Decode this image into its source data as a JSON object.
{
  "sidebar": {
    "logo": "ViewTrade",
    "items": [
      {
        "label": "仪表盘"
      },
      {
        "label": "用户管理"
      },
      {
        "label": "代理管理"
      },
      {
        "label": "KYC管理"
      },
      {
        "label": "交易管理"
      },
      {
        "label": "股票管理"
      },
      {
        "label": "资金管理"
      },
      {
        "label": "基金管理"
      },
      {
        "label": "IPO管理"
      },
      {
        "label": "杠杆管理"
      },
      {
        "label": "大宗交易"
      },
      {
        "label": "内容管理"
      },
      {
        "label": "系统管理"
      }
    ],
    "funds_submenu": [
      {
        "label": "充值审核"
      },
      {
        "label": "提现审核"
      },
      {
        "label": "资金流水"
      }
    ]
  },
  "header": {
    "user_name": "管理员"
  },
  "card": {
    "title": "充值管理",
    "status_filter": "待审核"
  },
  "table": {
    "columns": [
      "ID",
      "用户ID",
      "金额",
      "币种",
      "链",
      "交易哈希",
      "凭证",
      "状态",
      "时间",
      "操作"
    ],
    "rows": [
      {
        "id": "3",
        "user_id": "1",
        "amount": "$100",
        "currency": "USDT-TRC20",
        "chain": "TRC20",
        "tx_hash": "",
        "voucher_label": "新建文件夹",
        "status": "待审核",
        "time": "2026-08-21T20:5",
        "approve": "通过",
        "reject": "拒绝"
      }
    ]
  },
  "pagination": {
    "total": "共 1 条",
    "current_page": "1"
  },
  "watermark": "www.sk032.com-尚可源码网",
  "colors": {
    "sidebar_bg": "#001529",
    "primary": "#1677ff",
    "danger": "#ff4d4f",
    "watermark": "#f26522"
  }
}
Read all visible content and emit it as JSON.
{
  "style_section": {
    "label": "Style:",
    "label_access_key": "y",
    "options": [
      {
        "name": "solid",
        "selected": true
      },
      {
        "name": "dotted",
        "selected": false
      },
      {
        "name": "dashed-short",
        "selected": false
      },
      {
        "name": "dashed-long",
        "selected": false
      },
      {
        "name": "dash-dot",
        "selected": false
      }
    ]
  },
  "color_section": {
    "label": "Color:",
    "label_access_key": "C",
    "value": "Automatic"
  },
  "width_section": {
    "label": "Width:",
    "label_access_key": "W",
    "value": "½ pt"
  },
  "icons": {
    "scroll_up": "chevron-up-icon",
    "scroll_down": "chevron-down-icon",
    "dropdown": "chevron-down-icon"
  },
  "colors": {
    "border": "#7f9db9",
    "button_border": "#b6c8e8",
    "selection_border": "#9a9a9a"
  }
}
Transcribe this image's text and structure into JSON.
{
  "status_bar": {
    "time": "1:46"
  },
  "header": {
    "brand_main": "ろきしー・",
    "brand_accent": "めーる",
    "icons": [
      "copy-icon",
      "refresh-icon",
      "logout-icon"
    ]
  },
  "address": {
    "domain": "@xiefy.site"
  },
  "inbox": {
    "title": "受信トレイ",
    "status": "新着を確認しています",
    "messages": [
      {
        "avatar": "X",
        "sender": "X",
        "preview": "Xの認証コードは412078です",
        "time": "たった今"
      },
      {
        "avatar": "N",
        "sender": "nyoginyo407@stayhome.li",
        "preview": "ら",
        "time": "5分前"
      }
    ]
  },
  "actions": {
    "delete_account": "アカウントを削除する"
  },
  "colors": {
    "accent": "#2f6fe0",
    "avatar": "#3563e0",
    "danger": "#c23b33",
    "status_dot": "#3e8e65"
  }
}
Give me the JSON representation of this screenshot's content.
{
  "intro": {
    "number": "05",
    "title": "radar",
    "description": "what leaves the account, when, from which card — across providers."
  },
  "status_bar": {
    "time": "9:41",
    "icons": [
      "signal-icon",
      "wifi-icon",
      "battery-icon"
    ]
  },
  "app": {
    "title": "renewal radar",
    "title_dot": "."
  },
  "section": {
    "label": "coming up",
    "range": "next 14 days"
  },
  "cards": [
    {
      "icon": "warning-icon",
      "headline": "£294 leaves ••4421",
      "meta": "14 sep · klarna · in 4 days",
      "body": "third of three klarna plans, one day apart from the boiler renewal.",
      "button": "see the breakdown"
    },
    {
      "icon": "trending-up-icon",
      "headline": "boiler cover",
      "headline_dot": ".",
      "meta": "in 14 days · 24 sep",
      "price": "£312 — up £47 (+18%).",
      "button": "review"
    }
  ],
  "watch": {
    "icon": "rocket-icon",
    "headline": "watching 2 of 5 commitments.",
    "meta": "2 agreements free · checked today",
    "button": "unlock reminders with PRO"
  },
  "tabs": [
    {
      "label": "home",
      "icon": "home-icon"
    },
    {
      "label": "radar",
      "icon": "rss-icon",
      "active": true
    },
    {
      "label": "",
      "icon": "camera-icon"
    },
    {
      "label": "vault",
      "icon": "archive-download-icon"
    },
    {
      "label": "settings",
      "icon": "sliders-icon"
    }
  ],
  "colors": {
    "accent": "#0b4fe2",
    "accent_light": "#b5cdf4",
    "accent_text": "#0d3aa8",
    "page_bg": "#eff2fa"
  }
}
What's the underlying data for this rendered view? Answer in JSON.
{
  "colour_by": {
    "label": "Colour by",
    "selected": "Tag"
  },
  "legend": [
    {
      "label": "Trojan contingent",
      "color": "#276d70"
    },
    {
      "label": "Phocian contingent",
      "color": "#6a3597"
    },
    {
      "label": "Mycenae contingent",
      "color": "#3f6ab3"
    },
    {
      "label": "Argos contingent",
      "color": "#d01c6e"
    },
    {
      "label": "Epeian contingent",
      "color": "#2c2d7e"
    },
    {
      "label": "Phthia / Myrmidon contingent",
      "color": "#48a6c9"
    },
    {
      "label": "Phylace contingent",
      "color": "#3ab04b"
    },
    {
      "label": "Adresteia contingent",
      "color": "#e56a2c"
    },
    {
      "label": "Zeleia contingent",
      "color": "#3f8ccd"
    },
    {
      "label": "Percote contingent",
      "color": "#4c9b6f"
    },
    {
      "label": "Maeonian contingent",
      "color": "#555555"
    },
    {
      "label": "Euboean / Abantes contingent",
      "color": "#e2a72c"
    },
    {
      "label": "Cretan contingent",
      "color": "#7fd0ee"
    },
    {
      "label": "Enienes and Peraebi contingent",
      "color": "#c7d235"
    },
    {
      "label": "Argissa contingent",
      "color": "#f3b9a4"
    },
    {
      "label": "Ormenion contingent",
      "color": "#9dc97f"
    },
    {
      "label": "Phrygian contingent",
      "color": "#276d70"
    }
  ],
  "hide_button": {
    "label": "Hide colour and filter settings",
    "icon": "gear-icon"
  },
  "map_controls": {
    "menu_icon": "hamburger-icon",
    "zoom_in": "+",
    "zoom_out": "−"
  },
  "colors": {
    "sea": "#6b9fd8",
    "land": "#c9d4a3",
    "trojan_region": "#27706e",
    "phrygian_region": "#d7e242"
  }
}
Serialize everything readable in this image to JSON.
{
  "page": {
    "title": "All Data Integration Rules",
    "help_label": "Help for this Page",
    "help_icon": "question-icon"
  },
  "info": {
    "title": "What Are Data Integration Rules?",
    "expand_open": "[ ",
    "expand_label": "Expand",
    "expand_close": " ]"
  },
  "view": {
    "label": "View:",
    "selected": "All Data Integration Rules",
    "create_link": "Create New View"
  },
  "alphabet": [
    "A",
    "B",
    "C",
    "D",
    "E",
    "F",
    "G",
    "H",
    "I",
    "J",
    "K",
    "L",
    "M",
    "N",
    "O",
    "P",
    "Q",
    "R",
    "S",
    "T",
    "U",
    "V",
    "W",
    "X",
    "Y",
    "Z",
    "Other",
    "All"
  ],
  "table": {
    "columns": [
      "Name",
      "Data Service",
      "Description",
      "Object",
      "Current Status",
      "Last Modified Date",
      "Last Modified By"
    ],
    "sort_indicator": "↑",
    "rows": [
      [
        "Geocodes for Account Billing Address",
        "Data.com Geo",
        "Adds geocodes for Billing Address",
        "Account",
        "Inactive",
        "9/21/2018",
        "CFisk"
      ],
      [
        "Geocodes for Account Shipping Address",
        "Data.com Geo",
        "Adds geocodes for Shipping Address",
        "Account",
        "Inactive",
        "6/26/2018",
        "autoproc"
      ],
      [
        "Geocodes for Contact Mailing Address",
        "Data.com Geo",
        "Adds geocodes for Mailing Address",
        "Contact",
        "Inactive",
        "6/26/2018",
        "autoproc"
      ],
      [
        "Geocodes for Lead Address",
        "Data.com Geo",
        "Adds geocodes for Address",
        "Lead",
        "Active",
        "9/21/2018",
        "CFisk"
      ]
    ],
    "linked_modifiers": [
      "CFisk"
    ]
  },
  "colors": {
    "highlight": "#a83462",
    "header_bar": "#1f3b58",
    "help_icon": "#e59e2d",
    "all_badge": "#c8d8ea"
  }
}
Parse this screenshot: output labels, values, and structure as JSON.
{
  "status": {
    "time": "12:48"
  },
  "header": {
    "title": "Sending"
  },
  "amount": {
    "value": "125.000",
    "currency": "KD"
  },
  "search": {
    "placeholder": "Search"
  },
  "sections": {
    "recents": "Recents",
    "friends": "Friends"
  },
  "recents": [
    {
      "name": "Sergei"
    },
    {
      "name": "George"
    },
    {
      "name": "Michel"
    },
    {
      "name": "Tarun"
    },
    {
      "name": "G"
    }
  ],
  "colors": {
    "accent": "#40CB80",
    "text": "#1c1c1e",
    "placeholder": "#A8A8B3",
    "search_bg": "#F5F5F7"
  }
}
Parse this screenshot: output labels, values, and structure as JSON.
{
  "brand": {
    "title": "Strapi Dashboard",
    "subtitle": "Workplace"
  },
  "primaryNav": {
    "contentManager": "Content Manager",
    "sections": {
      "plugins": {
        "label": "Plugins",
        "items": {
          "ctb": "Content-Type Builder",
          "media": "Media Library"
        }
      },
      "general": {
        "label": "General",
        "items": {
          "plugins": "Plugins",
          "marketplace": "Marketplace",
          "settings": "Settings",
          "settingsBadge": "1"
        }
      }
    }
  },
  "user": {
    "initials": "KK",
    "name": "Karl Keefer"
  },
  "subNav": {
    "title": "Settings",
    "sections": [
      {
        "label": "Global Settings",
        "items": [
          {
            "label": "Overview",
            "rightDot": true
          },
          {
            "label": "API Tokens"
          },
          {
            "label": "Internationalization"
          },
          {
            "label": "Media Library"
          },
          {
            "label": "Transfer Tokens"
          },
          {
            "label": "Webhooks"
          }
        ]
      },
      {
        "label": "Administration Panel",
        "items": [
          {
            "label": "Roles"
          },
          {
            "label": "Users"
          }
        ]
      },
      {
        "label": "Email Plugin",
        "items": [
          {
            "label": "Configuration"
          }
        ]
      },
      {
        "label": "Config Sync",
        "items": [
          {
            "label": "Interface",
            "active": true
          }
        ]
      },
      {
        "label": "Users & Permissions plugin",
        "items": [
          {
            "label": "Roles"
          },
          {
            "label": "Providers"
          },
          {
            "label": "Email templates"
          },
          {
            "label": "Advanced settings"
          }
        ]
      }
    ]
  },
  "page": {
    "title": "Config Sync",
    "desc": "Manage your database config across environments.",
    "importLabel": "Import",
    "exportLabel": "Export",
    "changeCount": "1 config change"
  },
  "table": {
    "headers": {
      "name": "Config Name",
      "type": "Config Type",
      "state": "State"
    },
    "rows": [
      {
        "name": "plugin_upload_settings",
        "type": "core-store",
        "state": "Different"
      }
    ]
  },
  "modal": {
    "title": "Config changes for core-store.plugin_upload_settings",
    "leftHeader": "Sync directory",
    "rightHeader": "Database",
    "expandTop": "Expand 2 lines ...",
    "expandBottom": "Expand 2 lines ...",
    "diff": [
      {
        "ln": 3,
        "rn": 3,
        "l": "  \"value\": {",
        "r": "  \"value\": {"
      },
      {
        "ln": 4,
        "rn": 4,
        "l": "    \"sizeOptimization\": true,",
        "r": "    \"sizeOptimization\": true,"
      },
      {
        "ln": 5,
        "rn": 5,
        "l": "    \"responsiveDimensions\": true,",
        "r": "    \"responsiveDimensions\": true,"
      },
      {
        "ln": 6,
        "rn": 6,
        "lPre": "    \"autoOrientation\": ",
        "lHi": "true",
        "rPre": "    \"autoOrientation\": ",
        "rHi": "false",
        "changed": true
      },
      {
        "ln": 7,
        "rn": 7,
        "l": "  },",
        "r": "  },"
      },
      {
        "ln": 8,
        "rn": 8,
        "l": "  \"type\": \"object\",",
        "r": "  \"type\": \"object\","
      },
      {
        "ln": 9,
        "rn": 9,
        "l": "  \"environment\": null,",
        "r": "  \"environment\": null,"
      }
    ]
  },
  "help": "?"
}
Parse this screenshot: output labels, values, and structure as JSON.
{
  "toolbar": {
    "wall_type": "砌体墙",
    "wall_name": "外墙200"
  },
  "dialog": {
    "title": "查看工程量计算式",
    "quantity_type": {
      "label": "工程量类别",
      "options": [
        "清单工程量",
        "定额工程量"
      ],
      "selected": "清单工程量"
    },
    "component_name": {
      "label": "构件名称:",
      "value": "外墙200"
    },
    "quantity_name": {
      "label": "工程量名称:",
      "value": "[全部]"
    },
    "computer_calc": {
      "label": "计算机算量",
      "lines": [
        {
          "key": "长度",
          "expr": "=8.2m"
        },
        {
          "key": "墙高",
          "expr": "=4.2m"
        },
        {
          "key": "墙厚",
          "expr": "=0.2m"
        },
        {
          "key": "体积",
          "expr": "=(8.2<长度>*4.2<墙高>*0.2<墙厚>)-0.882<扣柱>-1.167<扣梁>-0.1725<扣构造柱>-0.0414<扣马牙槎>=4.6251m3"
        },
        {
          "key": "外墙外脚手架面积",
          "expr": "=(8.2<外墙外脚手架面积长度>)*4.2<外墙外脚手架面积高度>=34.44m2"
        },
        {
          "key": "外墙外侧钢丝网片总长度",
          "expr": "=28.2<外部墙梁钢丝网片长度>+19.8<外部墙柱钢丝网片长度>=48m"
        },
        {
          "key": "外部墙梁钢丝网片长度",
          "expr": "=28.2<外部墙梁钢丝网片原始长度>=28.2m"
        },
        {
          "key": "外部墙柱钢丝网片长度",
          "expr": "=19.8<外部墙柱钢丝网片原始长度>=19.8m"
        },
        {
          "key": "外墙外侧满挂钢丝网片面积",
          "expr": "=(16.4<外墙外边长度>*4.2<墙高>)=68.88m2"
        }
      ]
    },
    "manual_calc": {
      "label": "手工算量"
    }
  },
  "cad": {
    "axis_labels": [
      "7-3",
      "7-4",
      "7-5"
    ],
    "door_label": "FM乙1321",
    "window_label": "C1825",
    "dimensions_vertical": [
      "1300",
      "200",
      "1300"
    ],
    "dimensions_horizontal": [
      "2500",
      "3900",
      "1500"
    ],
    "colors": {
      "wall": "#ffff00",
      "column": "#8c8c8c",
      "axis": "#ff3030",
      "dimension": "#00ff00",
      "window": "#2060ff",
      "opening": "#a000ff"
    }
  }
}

************

AIM OF THE EXERCISE
Pull out each line containing the word "store" and copy it.

SOLUTION
        "type": "core-store",
    "title": "Config changes for core-store.plugin_upload_settings",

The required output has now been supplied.